(Stored records)
=======
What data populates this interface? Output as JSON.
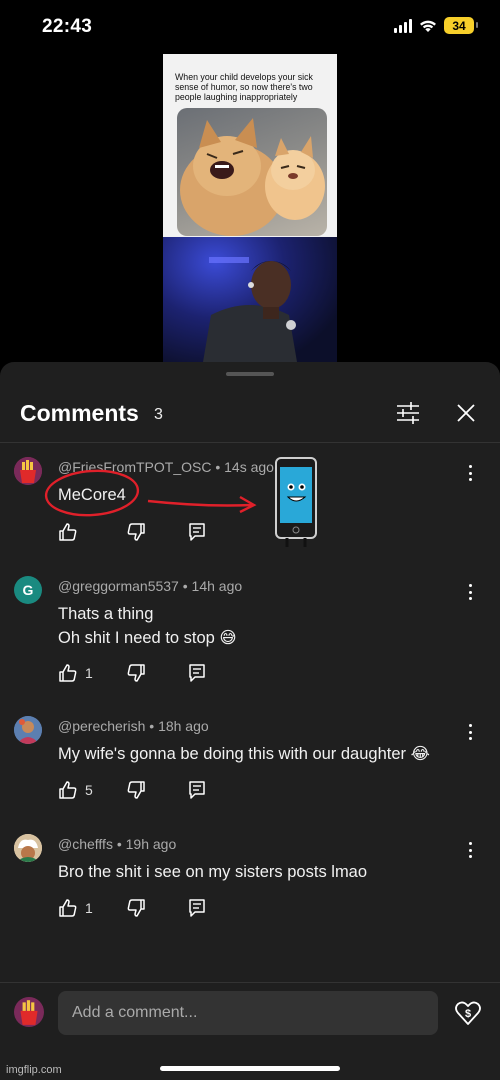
{
  "status_bar": {
    "time": "22:43",
    "battery": "34"
  },
  "video": {
    "meme_caption": "When your child develops your sick sense of humor, so now there's two people laughing inappropriately"
  },
  "comments_panel": {
    "title": "Comments",
    "count": "3",
    "comments": [
      {
        "author": "@FriesFromTPOT_OSC",
        "time": "14s ago",
        "text": "MeCore4",
        "likes": ""
      },
      {
        "author": "@greggorman5537",
        "time": "14h ago",
        "text": "Thats a thing",
        "text2": "Oh shit I need to stop 😅",
        "likes": "1",
        "avatar_letter": "G"
      },
      {
        "author": "@perecherish",
        "time": "18h ago",
        "text": "My wife's gonna be doing this with our daughter 😂",
        "likes": "5"
      },
      {
        "author": "@chefffs",
        "time": "19h ago",
        "text": "Bro the shit i see on my sisters posts lmao",
        "likes": "1"
      }
    ]
  },
  "composer": {
    "placeholder": "Add a comment..."
  },
  "watermark": "imgflip.com",
  "colors": {
    "sheet_bg": "#1f1f1f",
    "annotation_red": "#e0202a",
    "avatar_g": "#1a8a80"
  }
}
=======
In the listing, find all lines with the string "this" and copy them.

What data populates this interface? Output as JSON.
        "text": "My wife's gonna be doing this with our daughter 😂",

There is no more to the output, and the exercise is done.